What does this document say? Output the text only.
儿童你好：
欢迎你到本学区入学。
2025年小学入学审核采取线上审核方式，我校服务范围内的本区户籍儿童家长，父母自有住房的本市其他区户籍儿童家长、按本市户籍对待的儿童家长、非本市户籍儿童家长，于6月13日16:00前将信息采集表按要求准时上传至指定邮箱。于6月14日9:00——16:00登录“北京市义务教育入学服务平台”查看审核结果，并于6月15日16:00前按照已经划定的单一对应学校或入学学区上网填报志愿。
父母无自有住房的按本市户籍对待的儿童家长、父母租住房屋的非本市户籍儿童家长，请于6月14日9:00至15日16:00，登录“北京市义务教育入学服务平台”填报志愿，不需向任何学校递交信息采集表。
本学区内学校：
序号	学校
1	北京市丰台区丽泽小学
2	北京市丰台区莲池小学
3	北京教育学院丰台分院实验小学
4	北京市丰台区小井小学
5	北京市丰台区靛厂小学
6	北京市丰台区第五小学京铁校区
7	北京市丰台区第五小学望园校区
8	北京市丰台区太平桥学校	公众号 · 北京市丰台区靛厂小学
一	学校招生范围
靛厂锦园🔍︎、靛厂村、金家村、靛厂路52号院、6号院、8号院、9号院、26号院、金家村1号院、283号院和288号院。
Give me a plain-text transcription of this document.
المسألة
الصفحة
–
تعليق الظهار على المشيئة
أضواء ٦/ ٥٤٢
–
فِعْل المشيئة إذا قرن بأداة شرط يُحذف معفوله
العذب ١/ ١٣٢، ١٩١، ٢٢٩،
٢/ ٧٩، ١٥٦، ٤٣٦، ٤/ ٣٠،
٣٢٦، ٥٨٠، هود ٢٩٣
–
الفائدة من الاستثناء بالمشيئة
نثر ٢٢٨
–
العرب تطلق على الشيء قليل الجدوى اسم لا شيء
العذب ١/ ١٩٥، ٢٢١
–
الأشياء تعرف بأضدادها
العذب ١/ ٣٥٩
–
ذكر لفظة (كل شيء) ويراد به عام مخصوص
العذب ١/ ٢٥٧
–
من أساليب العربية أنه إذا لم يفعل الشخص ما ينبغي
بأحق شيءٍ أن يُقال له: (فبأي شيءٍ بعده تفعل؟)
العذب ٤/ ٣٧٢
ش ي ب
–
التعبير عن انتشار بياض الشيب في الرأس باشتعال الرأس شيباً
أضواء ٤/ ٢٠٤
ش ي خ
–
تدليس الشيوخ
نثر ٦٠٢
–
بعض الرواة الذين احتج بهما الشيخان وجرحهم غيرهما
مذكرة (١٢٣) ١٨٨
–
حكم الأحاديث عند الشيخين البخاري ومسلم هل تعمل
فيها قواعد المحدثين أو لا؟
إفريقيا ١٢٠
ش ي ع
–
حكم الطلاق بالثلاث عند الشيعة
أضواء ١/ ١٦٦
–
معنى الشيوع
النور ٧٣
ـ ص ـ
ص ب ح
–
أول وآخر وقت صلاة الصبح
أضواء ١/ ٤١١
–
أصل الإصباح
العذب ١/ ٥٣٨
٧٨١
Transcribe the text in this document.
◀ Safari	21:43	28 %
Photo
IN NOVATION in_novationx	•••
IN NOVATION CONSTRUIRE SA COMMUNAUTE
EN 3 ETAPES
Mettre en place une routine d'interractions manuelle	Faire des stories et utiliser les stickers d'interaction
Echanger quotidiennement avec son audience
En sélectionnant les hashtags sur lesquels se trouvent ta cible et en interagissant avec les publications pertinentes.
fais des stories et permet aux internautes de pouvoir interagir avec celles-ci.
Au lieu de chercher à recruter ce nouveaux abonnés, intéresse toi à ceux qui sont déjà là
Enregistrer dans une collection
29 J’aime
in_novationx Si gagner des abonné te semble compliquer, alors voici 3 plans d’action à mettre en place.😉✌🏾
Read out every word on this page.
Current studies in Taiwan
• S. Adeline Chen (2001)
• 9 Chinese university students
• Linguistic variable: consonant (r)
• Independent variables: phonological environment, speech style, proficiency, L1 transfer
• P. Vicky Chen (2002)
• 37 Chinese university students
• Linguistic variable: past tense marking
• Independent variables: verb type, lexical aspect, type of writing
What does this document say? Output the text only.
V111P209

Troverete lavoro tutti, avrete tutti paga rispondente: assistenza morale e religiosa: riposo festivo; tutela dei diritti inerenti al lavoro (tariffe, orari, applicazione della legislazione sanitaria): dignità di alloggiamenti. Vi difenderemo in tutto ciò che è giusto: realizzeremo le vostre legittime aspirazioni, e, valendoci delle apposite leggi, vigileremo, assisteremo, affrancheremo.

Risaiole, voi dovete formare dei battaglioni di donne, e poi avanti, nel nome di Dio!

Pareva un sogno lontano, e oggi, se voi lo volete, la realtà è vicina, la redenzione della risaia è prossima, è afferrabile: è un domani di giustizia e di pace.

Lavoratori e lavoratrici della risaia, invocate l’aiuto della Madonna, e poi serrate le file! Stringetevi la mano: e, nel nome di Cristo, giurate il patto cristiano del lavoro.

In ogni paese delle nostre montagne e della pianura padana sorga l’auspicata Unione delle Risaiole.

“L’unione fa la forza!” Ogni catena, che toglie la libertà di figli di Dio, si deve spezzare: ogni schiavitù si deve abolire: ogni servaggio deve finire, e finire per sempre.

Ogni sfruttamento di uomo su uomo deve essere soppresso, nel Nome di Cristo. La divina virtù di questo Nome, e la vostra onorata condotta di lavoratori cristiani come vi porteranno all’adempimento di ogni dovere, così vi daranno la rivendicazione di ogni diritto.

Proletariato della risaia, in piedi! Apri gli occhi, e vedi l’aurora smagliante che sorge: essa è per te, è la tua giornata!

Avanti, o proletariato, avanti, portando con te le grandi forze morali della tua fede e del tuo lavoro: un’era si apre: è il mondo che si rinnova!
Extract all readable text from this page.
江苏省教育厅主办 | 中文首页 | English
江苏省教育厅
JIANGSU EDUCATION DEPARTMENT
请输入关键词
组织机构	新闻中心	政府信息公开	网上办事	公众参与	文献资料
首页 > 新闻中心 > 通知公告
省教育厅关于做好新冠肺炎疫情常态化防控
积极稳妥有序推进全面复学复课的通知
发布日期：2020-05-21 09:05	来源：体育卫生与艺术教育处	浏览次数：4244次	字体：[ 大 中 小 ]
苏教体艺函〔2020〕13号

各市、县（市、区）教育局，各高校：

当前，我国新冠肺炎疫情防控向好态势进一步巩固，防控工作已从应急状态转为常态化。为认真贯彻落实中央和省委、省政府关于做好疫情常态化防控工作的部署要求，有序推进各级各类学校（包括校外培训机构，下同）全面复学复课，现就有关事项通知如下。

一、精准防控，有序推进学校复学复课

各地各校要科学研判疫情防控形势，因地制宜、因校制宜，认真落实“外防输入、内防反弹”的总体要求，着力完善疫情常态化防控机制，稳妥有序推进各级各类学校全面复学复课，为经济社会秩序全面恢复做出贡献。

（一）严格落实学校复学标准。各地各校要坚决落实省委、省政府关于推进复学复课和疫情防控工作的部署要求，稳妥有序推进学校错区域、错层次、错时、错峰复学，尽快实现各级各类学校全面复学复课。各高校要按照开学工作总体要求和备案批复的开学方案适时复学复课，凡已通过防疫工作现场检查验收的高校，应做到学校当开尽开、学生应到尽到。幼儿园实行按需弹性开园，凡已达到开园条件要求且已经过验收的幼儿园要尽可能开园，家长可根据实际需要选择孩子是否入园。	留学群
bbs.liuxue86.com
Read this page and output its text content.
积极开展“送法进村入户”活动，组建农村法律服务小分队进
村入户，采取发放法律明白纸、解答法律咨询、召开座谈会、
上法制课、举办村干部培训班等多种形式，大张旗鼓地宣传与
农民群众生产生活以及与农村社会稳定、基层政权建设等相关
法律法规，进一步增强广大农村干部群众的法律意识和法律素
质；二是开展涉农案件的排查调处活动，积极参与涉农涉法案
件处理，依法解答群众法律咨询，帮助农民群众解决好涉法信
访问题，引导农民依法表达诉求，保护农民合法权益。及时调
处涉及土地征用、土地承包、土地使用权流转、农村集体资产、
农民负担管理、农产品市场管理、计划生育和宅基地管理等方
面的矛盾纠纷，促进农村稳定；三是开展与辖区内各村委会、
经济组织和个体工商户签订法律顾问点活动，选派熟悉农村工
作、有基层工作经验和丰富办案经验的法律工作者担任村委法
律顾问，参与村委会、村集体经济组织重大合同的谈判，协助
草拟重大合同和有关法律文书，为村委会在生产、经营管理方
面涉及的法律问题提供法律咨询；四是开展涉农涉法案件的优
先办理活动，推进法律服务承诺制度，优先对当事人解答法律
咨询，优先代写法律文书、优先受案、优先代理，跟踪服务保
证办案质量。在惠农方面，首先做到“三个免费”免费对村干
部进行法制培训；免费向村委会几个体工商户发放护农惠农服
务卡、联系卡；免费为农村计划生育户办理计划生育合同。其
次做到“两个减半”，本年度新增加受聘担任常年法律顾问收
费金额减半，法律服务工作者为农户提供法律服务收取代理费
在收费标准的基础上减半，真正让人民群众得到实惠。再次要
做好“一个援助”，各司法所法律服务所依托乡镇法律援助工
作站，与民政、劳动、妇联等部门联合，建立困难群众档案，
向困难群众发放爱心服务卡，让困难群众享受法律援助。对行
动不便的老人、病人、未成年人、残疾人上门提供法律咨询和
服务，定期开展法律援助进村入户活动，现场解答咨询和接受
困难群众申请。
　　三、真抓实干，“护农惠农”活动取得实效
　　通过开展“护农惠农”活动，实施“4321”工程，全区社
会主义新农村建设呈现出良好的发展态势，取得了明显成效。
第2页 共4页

▶ Goal of the exercise:
Return from the data every line that holds "Risaiole".

▶ Full output:
Risaiole, voi dovete formare dei battaglioni di donne, e poi avanti, nel nome di Dio!
In ogni paese delle nostre montagne e della pianura padana sorga l’auspicata Unione delle Risaiole.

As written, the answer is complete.